(Data entries)
--- Begin ---
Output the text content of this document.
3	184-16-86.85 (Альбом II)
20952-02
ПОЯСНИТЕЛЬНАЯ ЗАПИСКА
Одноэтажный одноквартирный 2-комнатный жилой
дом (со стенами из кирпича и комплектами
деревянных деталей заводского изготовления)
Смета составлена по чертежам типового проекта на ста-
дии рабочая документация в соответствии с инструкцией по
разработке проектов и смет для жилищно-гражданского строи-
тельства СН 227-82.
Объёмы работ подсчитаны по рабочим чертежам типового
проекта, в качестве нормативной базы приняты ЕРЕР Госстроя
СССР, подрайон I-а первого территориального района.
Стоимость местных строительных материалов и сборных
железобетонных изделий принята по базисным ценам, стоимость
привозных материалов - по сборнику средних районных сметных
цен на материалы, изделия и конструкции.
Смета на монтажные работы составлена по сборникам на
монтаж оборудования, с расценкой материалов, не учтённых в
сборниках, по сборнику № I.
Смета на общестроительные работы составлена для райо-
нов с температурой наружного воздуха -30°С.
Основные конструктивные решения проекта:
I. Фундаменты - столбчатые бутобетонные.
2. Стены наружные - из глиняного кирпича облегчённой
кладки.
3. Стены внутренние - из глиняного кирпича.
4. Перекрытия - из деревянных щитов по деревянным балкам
--- End ---
WORK TO COMPLETE | Transcribe the full listing above without leaving anything out.

TASK SOLUTION |
Output the text content of this document.
3	184-16-86.85 (Альбом II)
20952-02
ПОЯСНИТЕЛЬНАЯ ЗАПИСКА
Одноэтажный одноквартирный 2-комнатный жилой
дом (со стенами из кирпича и комплектами
деревянных деталей заводского изготовления)
Смета составлена по чертежам типового проекта на ста-
дии рабочая документация в соответствии с инструкцией по
разработке проектов и смет для жилищно-гражданского строи-
тельства СН 227-82.
Объёмы работ подсчитаны по рабочим чертежам типового
проекта, в качестве нормативной базы приняты ЕРЕР Госстроя
СССР, подрайон I-а первого территориального района.
Стоимость местных строительных материалов и сборных
железобетонных изделий принята по базисным ценам, стоимость
привозных материалов - по сборнику средних районных сметных
цен на материалы, изделия и конструкции.
Смета на монтажные работы составлена по сборникам на
монтаж оборудования, с расценкой материалов, не учтённых в
сборниках, по сборнику № I.
Смета на общестроительные работы составлена для райо-
нов с температурой наружного воздуха -30°С.
Основные конструктивные решения проекта:
I. Фундаменты - столбчатые бутобетонные.
2. Стены наружные - из глиняного кирпича облегчённой
кладки.
3. Стены внутренние - из глиняного кирпича.
4. Перекрытия - из деревянных щитов по деревянным балкам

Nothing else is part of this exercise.